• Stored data
»»

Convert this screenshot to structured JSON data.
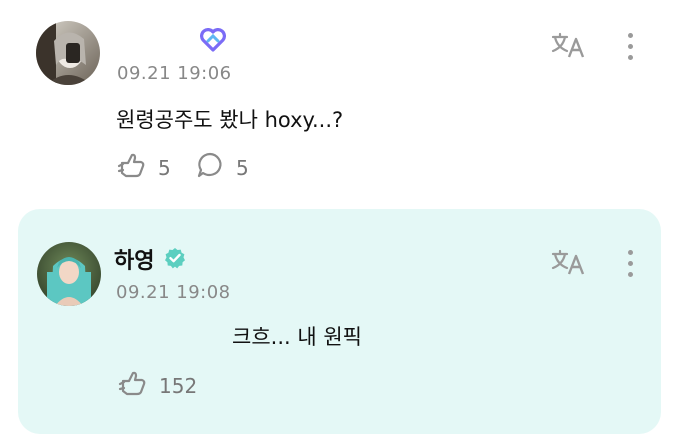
{
  "comment": {
    "time": "09.21 19:06",
    "text": "원령공주도 봤나 hoxy...?",
    "likes": "5",
    "replies": "5"
  },
  "reply": {
    "author": "하영",
    "time": "09.21 19:08",
    "text": "크흐... 내 원픽",
    "likes": "152"
  },
  "colors": {
    "reply_background": "#e4f8f6",
    "verified_badge": "#5ccfc0",
    "fandom_badge": "#7b6cf6",
    "icon_gray": "#9a9a9a",
    "meta_gray": "#888888"
  },
  "icons": {
    "translate": "translate-icon",
    "more": "more-vertical-icon",
    "like": "like-hand-icon",
    "reply": "speech-bubble-icon",
    "verified": "verified-check-icon",
    "badge": "fandom-heart-badge-icon"
  }
}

««

• GIVEN REQUEST
Pictures are to be left out; the records above must be repeated word for word.

• RESULT OF THIS TASK
Convert this screenshot to structured JSON data.
{
  "comment": {
    "time": "09.21 19:06",
    "text": "원령공주도 봤나 hoxy...?",
    "likes": "5",
    "replies": "5"
  },
  "reply": {
    "author": "하영",
    "time": "09.21 19:08",
    "text": "크흐... 내 원픽",
    "likes": "152"
  },
  "colors": {
    "reply_background": "#e4f8f6",
    "verified_badge": "#5ccfc0",
    "fandom_badge": "#7b6cf6",
    "icon_gray": "#9a9a9a",
    "meta_gray": "#888888"
  },
  "icons": {
    "translate": "translate-icon",
    "more": "more-vertical-icon",
    "like": "like-hand-icon",
    "reply": "speech-bubble-icon",
    "verified": "verified-check-icon",
    "badge": "fandom-heart-badge-icon"
  }
}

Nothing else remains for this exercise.